[Exercise]
Count every line in the data below where "title" occurs, then state that number and nothing more.

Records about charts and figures
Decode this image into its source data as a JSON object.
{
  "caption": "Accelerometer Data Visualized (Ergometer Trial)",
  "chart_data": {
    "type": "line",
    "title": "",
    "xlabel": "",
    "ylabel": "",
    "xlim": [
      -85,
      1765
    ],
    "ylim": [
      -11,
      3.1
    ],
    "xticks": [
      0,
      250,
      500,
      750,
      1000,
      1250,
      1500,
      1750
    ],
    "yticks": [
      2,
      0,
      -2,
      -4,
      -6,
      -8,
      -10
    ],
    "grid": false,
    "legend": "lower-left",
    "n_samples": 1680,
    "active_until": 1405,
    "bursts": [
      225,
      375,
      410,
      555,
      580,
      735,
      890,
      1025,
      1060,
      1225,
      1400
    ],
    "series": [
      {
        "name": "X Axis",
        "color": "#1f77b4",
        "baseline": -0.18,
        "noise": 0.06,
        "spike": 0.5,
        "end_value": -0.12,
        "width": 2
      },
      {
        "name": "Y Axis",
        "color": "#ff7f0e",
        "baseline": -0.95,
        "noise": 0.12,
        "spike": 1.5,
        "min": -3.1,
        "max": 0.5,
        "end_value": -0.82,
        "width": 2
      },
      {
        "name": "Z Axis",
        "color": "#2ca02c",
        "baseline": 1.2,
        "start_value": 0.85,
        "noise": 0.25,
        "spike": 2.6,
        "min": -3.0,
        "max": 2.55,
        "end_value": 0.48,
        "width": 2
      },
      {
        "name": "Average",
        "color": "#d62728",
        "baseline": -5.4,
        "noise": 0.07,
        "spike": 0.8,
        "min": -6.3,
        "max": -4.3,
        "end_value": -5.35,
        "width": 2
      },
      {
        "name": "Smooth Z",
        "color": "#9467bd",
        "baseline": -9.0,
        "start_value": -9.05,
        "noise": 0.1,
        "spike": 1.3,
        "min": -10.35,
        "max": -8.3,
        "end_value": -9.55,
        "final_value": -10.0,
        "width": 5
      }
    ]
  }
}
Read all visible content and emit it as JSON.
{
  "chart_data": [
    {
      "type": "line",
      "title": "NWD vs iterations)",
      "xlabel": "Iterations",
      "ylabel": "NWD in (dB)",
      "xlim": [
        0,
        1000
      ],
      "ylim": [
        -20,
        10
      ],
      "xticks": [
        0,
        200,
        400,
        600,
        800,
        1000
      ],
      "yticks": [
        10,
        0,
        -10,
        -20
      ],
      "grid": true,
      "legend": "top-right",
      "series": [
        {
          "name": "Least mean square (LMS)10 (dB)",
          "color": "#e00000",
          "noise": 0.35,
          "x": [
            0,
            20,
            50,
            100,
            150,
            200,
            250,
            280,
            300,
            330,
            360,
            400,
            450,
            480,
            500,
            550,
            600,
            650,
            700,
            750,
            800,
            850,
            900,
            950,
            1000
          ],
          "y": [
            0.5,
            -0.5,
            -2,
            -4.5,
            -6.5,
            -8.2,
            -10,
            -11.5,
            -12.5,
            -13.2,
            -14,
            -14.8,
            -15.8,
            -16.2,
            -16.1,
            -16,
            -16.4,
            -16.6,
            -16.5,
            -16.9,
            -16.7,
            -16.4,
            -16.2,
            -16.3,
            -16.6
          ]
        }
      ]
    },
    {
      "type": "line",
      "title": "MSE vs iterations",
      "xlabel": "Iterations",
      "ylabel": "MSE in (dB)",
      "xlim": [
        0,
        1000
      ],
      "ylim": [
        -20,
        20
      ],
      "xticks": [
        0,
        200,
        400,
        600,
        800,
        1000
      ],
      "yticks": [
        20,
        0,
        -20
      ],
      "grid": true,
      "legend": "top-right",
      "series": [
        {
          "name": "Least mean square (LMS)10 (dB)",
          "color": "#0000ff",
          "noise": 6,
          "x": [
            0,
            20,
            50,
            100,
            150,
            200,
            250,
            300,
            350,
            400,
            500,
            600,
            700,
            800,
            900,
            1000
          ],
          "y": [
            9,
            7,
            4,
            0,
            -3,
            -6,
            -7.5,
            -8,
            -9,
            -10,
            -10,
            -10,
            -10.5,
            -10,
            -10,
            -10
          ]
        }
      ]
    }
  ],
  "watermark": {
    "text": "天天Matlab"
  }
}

[Result of this exercise]
3